** TASK TO COMPLETE **
Reproduce the data word for word, starting at its first line and ending at the line containing "gutter-gap xyxy=(265,814,540,848)", with both of those lines included.

Item position data:
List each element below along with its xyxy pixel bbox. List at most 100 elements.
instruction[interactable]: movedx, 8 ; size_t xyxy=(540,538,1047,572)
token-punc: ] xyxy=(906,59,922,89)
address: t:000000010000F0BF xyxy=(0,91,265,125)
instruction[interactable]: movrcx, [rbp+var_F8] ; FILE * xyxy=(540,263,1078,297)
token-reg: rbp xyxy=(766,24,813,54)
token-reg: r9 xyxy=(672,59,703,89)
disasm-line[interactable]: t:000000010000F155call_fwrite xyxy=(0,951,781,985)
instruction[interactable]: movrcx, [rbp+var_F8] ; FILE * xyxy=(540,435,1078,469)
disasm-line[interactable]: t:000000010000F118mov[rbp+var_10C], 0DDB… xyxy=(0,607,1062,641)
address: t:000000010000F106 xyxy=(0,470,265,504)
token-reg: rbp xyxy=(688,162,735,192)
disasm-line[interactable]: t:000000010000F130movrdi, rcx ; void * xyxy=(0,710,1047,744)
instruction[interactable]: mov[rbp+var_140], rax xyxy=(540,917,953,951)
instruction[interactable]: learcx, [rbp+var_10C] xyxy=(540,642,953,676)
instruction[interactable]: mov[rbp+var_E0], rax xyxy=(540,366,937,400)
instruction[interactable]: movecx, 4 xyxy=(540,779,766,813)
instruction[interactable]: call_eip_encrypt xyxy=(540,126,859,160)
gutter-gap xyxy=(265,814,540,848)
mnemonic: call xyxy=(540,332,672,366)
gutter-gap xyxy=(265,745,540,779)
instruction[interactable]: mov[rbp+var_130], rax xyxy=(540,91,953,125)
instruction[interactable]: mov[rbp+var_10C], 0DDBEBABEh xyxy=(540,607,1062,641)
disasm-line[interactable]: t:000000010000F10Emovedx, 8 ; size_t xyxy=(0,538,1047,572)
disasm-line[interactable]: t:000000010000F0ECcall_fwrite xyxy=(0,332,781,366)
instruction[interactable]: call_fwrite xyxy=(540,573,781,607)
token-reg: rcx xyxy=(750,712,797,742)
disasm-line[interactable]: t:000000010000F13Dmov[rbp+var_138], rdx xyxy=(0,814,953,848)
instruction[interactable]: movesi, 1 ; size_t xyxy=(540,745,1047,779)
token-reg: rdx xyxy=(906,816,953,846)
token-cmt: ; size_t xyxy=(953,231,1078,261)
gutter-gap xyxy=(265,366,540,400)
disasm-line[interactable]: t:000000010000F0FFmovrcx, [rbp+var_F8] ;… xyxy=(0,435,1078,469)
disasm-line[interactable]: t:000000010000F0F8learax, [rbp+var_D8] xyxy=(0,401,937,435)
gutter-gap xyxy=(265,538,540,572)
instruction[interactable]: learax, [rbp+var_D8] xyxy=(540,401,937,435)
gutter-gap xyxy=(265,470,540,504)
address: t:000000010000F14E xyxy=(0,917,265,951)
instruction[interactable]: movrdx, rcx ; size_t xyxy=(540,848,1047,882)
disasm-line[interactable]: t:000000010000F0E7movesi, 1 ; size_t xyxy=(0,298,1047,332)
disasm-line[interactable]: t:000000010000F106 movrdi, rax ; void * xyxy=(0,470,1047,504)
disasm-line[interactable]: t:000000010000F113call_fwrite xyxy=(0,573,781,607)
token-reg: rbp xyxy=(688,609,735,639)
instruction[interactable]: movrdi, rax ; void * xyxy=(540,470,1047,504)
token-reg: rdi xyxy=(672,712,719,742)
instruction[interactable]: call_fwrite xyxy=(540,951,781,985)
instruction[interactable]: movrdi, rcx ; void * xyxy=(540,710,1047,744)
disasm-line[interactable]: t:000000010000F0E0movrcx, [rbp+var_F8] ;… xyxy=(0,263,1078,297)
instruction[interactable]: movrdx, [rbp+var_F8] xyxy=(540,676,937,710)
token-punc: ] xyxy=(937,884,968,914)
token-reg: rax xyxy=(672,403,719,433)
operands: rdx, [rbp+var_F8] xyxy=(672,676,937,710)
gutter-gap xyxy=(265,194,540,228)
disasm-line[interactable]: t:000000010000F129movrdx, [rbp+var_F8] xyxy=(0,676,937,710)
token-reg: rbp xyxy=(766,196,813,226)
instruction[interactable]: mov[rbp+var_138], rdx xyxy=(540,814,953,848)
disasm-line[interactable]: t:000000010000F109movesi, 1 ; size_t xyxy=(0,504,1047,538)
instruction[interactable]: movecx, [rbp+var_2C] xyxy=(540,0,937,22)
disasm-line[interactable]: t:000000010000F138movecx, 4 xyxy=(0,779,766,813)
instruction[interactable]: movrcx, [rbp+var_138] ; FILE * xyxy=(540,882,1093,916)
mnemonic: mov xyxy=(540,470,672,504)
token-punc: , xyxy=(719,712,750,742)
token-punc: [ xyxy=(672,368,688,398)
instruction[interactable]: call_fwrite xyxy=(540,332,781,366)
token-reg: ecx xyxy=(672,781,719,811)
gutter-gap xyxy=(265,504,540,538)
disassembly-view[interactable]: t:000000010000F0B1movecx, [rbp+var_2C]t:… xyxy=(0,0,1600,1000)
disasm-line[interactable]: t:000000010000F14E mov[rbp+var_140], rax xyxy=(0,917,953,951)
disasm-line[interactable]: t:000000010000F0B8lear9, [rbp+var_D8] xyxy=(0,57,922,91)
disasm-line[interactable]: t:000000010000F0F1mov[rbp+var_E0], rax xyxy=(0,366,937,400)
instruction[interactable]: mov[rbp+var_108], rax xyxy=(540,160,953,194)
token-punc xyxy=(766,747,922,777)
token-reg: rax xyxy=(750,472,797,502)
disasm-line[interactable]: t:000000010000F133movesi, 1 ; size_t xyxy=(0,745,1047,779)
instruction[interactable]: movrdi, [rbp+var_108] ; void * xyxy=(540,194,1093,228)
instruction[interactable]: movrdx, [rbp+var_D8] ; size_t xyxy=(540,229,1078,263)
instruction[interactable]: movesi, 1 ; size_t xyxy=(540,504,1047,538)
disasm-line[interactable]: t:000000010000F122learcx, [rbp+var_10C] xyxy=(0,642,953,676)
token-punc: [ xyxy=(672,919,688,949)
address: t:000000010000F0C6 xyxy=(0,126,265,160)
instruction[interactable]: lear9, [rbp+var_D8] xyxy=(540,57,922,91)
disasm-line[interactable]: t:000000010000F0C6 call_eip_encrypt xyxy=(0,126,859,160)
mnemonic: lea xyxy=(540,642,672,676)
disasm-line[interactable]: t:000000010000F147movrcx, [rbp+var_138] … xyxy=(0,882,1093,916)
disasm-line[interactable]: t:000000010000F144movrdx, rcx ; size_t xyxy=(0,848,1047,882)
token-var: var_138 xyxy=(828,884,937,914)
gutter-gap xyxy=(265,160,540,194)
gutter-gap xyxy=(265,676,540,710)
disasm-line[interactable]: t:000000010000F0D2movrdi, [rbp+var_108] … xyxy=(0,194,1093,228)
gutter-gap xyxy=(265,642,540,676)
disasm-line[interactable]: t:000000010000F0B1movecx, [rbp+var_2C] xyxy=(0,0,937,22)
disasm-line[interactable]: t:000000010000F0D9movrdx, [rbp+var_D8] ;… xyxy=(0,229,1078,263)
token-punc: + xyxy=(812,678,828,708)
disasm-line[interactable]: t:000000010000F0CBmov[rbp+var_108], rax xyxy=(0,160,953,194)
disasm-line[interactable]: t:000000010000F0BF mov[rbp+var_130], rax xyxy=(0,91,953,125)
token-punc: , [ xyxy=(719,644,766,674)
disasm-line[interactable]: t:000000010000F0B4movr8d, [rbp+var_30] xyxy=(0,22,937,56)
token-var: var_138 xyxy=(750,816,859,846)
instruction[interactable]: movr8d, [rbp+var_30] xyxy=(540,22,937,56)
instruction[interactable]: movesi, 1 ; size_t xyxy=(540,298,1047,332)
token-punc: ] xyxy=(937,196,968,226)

** THE RESPONSE **
List each element below along with its xyxy pixel bbox. List at most 100 elements.
instruction[interactable]: movedx, 8 ; size_t xyxy=(540,538,1047,572)
token-punc: ] xyxy=(906,59,922,89)
address: t:000000010000F0BF xyxy=(0,91,265,125)
instruction[interactable]: movrcx, [rbp+var_F8] ; FILE * xyxy=(540,263,1078,297)
token-reg: rbp xyxy=(766,24,813,54)
token-reg: r9 xyxy=(672,59,703,89)
disasm-line[interactable]: t:000000010000F155call_fwrite xyxy=(0,951,781,985)
instruction[interactable]: movrcx, [rbp+var_F8] ; FILE * xyxy=(540,435,1078,469)
disasm-line[interactable]: t:000000010000F118mov[rbp+var_10C], 0DDB… xyxy=(0,607,1062,641)
address: t:000000010000F106 xyxy=(0,470,265,504)
token-reg: rbp xyxy=(688,162,735,192)
disasm-line[interactable]: t:000000010000F130movrdi, rcx ; void * xyxy=(0,710,1047,744)
instruction[interactable]: mov[rbp+var_140], rax xyxy=(540,917,953,951)
instruction[interactable]: learcx, [rbp+var_10C] xyxy=(540,642,953,676)
instruction[interactable]: mov[rbp+var_E0], rax xyxy=(540,366,937,400)
instruction[interactable]: movecx, 4 xyxy=(540,779,766,813)
instruction[interactable]: call_eip_encrypt xyxy=(540,126,859,160)
gutter-gap xyxy=(265,814,540,848)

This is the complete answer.